(Supplied entries):
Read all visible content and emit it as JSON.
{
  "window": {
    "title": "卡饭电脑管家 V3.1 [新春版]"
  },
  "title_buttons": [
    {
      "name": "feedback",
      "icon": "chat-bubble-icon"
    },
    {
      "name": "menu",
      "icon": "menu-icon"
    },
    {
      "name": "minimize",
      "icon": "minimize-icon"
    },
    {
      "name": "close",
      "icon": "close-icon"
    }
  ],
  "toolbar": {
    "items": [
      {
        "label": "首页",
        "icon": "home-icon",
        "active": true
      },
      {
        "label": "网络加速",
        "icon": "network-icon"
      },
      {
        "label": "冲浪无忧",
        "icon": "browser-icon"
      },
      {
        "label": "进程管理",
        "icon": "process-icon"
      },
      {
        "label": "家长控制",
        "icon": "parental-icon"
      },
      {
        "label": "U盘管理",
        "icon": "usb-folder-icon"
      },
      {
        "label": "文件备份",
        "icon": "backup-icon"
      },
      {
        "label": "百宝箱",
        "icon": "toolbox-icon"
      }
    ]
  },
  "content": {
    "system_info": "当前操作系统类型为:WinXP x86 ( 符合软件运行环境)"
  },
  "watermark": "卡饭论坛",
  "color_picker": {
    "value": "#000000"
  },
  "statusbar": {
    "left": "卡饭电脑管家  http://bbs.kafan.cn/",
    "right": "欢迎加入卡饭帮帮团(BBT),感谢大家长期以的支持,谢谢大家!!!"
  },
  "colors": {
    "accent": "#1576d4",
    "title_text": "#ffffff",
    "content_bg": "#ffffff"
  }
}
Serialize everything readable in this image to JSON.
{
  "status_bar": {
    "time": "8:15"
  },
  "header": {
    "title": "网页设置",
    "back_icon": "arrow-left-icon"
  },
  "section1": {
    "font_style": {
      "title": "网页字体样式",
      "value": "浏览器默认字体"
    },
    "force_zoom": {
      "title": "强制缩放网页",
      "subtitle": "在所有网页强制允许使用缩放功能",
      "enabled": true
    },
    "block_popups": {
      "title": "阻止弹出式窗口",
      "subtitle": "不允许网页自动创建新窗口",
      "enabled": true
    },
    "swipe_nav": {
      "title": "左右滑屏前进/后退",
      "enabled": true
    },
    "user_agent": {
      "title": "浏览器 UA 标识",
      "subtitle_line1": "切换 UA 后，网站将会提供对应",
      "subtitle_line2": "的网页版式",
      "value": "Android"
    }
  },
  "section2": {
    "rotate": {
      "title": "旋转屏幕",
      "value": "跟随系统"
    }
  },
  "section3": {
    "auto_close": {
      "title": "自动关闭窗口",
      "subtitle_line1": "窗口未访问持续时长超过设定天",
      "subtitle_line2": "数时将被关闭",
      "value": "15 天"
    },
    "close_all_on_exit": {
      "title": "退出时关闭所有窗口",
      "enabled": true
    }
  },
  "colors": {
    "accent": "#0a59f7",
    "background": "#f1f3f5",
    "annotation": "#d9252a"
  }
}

(Written task):
Above are some records. Print them all exactly.

(Solved problem):
Read all visible content and emit it as JSON.
{
  "window": {
    "title": "卡饭电脑管家 V3.1 [新春版]"
  },
  "title_buttons": [
    {
      "name": "feedback",
      "icon": "chat-bubble-icon"
    },
    {
      "name": "menu",
      "icon": "menu-icon"
    },
    {
      "name": "minimize",
      "icon": "minimize-icon"
    },
    {
      "name": "close",
      "icon": "close-icon"
    }
  ],
  "toolbar": {
    "items": [
      {
        "label": "首页",
        "icon": "home-icon",
        "active": true
      },
      {
        "label": "网络加速",
        "icon": "network-icon"
      },
      {
        "label": "冲浪无忧",
        "icon": "browser-icon"
      },
      {
        "label": "进程管理",
        "icon": "process-icon"
      },
      {
        "label": "家长控制",
        "icon": "parental-icon"
      },
      {
        "label": "U盘管理",
        "icon": "usb-folder-icon"
      },
      {
        "label": "文件备份",
        "icon": "backup-icon"
      },
      {
        "label": "百宝箱",
        "icon": "toolbox-icon"
      }
    ]
  },
  "content": {
    "system_info": "当前操作系统类型为:WinXP x86 ( 符合软件运行环境)"
  },
  "watermark": "卡饭论坛",
  "color_picker": {
    "value": "#000000"
  },
  "statusbar": {
    "left": "卡饭电脑管家  http://bbs.kafan.cn/",
    "right": "欢迎加入卡饭帮帮团(BBT),感谢大家长期以的支持,谢谢大家!!!"
  },
  "colors": {
    "accent": "#1576d4",
    "title_text": "#ffffff",
    "content_bg": "#ffffff"
  }
}
Serialize everything readable in this image to JSON.
{
  "status_bar": {
    "time": "8:15"
  },
  "header": {
    "title": "网页设置",
    "back_icon": "arrow-left-icon"
  },
  "section1": {
    "font_style": {
      "title": "网页字体样式",
      "value": "浏览器默认字体"
    },
    "force_zoom": {
      "title": "强制缩放网页",
      "subtitle": "在所有网页强制允许使用缩放功能",
      "enabled": true
    },
    "block_popups": {
      "title": "阻止弹出式窗口",
      "subtitle": "不允许网页自动创建新窗口",
      "enabled": true
    },
    "swipe_nav": {
      "title": "左右滑屏前进/后退",
      "enabled": true
    },
    "user_agent": {
      "title": "浏览器 UA 标识",
      "subtitle_line1": "切换 UA 后，网站将会提供对应",
      "subtitle_line2": "的网页版式",
      "value": "Android"
    }
  },
  "section2": {
    "rotate": {
      "title": "旋转屏幕",
      "value": "跟随系统"
    }
  },
  "section3": {
    "auto_close": {
      "title": "自动关闭窗口",
      "subtitle_line1": "窗口未访问持续时长超过设定天",
      "subtitle_line2": "数时将被关闭",
      "value": "15 天"
    },
    "close_all_on_exit": {
      "title": "退出时关闭所有窗口",
      "enabled": true
    }
  },
  "colors": {
    "accent": "#0a59f7",
    "background": "#f1f3f5",
    "annotation": "#d9252a"
  }
}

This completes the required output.